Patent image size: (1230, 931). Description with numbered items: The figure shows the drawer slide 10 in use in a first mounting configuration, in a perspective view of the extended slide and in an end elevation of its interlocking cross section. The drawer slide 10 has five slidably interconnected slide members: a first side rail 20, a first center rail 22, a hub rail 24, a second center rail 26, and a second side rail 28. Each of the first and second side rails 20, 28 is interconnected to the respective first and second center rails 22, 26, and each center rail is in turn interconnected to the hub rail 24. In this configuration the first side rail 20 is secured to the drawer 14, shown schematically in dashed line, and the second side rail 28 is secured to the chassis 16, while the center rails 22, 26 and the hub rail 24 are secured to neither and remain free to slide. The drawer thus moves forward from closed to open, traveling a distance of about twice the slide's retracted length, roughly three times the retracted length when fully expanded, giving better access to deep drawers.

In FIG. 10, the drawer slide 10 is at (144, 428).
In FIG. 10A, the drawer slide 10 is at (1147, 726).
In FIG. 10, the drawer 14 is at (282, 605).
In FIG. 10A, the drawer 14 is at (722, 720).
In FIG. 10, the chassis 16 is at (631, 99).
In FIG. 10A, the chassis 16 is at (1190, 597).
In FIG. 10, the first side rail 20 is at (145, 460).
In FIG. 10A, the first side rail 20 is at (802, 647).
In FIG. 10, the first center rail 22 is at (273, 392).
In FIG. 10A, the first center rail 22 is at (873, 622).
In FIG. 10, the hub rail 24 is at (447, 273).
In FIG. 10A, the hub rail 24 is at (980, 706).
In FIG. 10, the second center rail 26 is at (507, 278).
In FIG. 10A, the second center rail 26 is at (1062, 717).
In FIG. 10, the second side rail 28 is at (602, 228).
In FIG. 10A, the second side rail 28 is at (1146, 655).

* * * *

- **What is asked**:
Rename "mounting configuration" to "installation arrangement" everywhere in the data above, and reproduce all other text unchanged.

- **Correct output**:
Patent image size: (1230, 931). Description with numbered items: The figure shows the drawer slide 10 in use in a first installation arrangement, in a perspective view of the extended slide and in an end elevation of its interlocking cross section. The drawer slide 10 has five slidably interconnected slide members: a first side rail 20, a first center rail 22, a hub rail 24, a second center rail 26, and a second side rail 28. Each of the first and second side rails 20, 28 is interconnected to the respective first and second center rails 22, 26, and each center rail is in turn interconnected to the hub rail 24. In this configuration the first side rail 20 is secured to the drawer 14, shown schematically in dashed line, and the second side rail 28 is secured to the chassis 16, while the center rails 22, 26 and the hub rail 24 are secured to neither and remain free to slide. The drawer thus moves forward from closed to open, traveling a distance of about twice the slide's retracted length, roughly three times the retracted length when fully expanded, giving better access to deep drawers.

In FIG. 10, the drawer slide 10 is at (144, 428).
In FIG. 10A, the drawer slide 10 is at (1147, 726).
In FIG. 10, the drawer 14 is at (282, 605).
In FIG. 10A, the drawer 14 is at (722, 720).
In FIG. 10, the chassis 16 is at (631, 99).
In FIG. 10A, the chassis 16 is at (1190, 597).
In FIG. 10, the first side rail 20 is at (145, 460).
In FIG. 10A, the first side rail 20 is at (802, 647).
In FIG. 10, the first center rail 22 is at (273, 392).
In FIG. 10A, the first center rail 22 is at (873, 622).
In FIG. 10, the hub rail 24 is at (447, 273).
In FIG. 10A, the hub rail 24 is at (980, 706).
In FIG. 10, the second center rail 26 is at (507, 278).
In FIG. 10A, the second center rail 26 is at (1062, 717).
In FIG. 10, the second side rail 28 is at (602, 228).
In FIG. 10A, the second side rail 28 is at (1146, 655).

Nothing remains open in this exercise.